Set problem :: Find and copy lines holding "Sumatera".

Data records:

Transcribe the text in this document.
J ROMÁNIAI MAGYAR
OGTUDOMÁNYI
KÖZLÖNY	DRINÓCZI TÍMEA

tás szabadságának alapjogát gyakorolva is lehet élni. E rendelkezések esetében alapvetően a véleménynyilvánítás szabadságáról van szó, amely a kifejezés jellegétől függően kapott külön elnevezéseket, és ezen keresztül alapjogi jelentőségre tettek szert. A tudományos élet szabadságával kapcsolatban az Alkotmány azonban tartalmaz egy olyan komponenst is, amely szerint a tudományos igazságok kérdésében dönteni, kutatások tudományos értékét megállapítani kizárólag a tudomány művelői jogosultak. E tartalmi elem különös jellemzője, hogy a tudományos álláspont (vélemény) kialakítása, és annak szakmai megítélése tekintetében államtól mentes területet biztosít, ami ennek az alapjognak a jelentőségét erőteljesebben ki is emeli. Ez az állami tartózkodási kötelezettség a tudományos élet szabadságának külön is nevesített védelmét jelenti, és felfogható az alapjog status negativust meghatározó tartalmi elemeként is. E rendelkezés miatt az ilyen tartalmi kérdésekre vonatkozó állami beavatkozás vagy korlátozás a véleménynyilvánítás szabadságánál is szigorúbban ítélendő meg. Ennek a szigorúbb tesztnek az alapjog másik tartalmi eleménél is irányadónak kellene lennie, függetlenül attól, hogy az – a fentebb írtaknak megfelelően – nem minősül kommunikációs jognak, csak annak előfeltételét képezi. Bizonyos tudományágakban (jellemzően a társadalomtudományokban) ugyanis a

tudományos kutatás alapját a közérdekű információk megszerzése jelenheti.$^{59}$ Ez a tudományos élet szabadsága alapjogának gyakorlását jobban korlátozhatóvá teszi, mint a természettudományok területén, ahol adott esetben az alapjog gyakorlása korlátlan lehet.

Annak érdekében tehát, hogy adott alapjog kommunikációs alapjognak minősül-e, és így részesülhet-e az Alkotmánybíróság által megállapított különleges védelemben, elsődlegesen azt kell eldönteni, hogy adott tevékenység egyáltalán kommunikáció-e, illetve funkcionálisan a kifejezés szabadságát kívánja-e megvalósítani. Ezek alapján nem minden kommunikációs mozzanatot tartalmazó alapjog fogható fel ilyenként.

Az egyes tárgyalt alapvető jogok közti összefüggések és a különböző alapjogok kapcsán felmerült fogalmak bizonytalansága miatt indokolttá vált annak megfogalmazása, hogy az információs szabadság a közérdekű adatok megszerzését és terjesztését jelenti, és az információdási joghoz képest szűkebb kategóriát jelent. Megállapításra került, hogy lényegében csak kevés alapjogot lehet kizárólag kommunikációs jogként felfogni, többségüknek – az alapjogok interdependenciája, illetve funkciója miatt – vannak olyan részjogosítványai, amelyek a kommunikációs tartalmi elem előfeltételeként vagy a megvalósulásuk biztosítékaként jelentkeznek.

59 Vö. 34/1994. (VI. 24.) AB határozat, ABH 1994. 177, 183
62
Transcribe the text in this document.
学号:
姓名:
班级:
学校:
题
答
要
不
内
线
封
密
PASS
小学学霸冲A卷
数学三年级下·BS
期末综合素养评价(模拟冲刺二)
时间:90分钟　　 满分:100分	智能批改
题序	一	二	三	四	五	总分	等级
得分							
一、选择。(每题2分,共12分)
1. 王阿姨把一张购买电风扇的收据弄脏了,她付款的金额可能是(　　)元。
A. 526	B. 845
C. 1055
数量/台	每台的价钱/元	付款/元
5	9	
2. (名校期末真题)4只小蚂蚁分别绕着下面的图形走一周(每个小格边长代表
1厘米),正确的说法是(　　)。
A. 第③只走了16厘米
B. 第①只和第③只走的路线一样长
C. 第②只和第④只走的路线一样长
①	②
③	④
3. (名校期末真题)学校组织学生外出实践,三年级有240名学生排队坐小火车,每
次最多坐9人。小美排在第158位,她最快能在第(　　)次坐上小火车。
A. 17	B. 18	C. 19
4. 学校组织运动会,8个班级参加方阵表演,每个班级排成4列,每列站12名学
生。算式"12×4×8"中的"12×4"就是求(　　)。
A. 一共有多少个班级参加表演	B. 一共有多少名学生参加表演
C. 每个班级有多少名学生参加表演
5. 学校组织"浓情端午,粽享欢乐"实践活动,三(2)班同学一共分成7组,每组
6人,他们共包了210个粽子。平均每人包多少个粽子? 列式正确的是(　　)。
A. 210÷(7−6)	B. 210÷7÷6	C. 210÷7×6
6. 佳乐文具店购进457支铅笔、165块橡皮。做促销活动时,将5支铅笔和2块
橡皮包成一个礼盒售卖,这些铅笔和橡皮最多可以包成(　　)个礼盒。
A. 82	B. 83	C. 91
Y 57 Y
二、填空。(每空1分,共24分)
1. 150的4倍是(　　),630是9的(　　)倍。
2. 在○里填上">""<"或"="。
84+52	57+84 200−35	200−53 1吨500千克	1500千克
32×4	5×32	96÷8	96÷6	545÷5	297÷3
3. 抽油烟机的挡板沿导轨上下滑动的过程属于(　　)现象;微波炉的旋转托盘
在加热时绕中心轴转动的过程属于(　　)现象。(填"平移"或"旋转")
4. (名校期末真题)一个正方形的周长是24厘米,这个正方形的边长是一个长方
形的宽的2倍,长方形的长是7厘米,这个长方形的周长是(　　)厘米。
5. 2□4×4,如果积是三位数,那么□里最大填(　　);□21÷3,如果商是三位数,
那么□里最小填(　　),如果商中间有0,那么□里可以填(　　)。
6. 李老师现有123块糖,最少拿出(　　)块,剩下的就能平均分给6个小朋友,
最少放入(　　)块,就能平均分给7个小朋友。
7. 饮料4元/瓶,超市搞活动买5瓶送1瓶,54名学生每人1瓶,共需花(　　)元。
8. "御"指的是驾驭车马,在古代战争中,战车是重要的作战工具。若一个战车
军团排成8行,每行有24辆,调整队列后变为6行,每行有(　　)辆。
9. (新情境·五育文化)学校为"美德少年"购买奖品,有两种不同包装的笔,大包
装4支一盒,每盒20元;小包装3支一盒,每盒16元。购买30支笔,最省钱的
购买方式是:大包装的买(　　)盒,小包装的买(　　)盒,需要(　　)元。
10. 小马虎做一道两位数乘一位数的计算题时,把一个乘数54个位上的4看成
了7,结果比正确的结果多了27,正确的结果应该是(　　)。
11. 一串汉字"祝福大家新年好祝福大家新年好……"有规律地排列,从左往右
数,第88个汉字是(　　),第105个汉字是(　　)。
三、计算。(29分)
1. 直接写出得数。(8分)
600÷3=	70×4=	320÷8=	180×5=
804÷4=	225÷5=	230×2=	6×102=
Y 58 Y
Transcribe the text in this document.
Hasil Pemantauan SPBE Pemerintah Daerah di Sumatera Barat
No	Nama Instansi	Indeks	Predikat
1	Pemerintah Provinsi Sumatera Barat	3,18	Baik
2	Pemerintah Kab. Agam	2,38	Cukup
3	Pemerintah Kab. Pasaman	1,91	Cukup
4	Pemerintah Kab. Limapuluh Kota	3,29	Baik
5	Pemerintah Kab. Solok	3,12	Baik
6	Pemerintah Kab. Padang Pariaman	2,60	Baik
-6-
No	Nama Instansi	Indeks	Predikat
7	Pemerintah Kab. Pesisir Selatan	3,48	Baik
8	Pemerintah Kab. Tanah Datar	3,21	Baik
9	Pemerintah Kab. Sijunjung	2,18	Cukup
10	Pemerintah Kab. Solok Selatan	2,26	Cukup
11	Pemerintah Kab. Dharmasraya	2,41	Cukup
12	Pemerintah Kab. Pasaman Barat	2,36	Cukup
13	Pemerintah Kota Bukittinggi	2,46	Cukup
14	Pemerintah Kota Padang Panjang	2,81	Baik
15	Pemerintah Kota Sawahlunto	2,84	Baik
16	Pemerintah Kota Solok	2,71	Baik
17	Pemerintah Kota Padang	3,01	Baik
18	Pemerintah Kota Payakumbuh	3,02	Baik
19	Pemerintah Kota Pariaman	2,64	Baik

Exercise result ::
Hasil Pemantauan SPBE Pemerintah Daerah di Sumatera Barat
1	Pemerintah Provinsi Sumatera Barat	3,18	Baik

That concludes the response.